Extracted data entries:
☆ ☆ ☆

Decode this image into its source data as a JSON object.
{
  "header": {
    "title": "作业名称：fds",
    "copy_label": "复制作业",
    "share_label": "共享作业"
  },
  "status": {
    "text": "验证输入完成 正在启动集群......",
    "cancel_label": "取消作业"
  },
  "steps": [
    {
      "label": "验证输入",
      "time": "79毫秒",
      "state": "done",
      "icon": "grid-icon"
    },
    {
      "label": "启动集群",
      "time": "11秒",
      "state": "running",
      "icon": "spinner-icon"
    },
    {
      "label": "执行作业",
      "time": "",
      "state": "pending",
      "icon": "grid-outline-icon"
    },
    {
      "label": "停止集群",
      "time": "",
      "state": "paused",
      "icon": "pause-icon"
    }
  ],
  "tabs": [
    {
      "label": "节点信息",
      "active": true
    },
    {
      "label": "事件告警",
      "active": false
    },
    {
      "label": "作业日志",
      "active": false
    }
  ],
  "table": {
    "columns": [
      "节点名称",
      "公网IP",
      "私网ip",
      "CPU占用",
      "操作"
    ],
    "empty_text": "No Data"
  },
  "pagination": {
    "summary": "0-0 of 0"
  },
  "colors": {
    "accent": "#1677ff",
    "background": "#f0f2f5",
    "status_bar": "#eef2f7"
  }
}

☆ ☆ ☆

> WHAT YOU NEED TO DO
Give an exact repetition of all the material.

> RESPONSE BELOW
Decode this image into its source data as a JSON object.
{
  "header": {
    "title": "作业名称：fds",
    "copy_label": "复制作业",
    "share_label": "共享作业"
  },
  "status": {
    "text": "验证输入完成 正在启动集群......",
    "cancel_label": "取消作业"
  },
  "steps": [
    {
      "label": "验证输入",
      "time": "79毫秒",
      "state": "done",
      "icon": "grid-icon"
    },
    {
      "label": "启动集群",
      "time": "11秒",
      "state": "running",
      "icon": "spinner-icon"
    },
    {
      "label": "执行作业",
      "time": "",
      "state": "pending",
      "icon": "grid-outline-icon"
    },
    {
      "label": "停止集群",
      "time": "",
      "state": "paused",
      "icon": "pause-icon"
    }
  ],
  "tabs": [
    {
      "label": "节点信息",
      "active": true
    },
    {
      "label": "事件告警",
      "active": false
    },
    {
      "label": "作业日志",
      "active": false
    }
  ],
  "table": {
    "columns": [
      "节点名称",
      "公网IP",
      "私网ip",
      "CPU占用",
      "操作"
    ],
    "empty_text": "No Data"
  },
  "pagination": {
    "summary": "0-0 of 0"
  },
  "colors": {
    "accent": "#1677ff",
    "background": "#f0f2f5",
    "status_bar": "#eef2f7"
  }
}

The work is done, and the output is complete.